● **RECORDS SUPPLIED**:
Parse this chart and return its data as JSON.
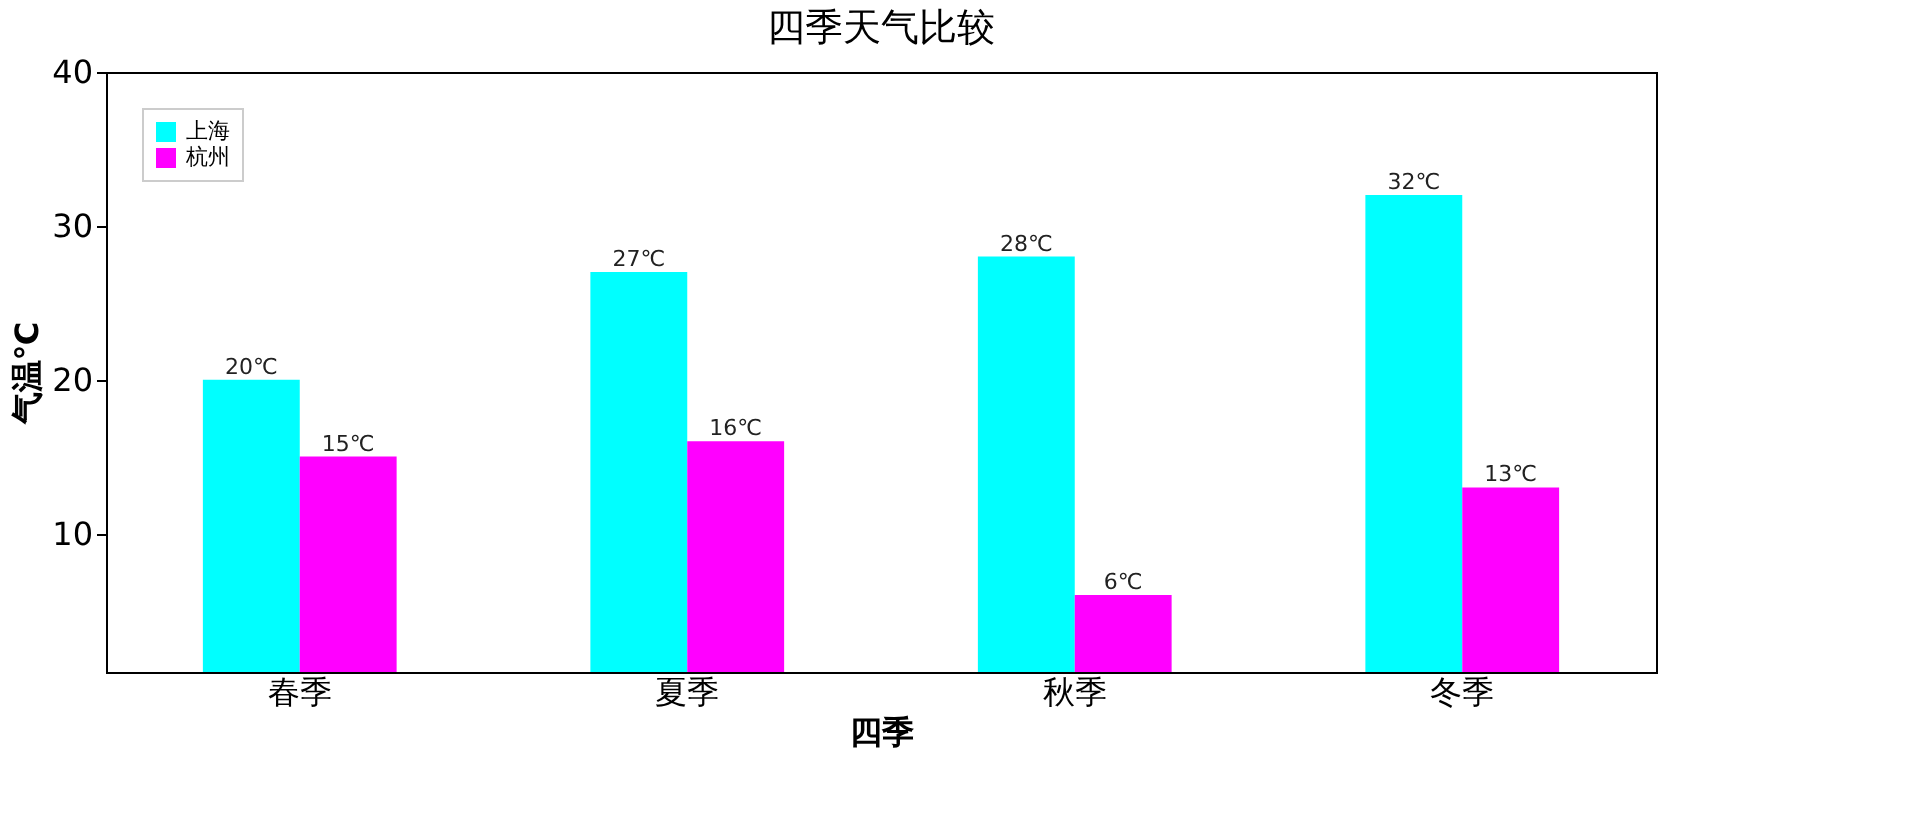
{
  "chart_data": {
    "type": "bar",
    "title": "四季天气比较",
    "xlabel": "四季",
    "ylabel": "气温℃",
    "categories": [
      "春季",
      "夏季",
      "秋季",
      "冬季"
    ],
    "series": [
      {
        "name": "上海",
        "color": "#00ffff",
        "values": [
          20,
          27,
          28,
          32
        ],
        "value_labels": [
          "20℃",
          "27℃",
          "28℃",
          "32℃"
        ]
      },
      {
        "name": "杭州",
        "color": "#ff00ff",
        "values": [
          15,
          16,
          6,
          13
        ],
        "value_labels": [
          "15℃",
          "16℃",
          "6℃",
          "13℃"
        ]
      }
    ],
    "ylim": [
      1,
      40
    ],
    "yticks": [
      10,
      20,
      30,
      40
    ],
    "legend": "top left",
    "grid": false
  }
}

● **OBJECTIVE**: Transcribe the whole listing exactly. Pictures stay out of your copy.

● **SOLUTION BELOW**:
Parse this chart and return its data as JSON.
{
  "chart_data": {
    "type": "bar",
    "title": "四季天气比较",
    "xlabel": "四季",
    "ylabel": "气温℃",
    "categories": [
      "春季",
      "夏季",
      "秋季",
      "冬季"
    ],
    "series": [
      {
        "name": "上海",
        "color": "#00ffff",
        "values": [
          20,
          27,
          28,
          32
        ],
        "value_labels": [
          "20℃",
          "27℃",
          "28℃",
          "32℃"
        ]
      },
      {
        "name": "杭州",
        "color": "#ff00ff",
        "values": [
          15,
          16,
          6,
          13
        ],
        "value_labels": [
          "15℃",
          "16℃",
          "6℃",
          "13℃"
        ]
      }
    ],
    "ylim": [
      1,
      40
    ],
    "yticks": [
      10,
      20,
      30,
      40
    ],
    "legend": "top left",
    "grid": false
  }
}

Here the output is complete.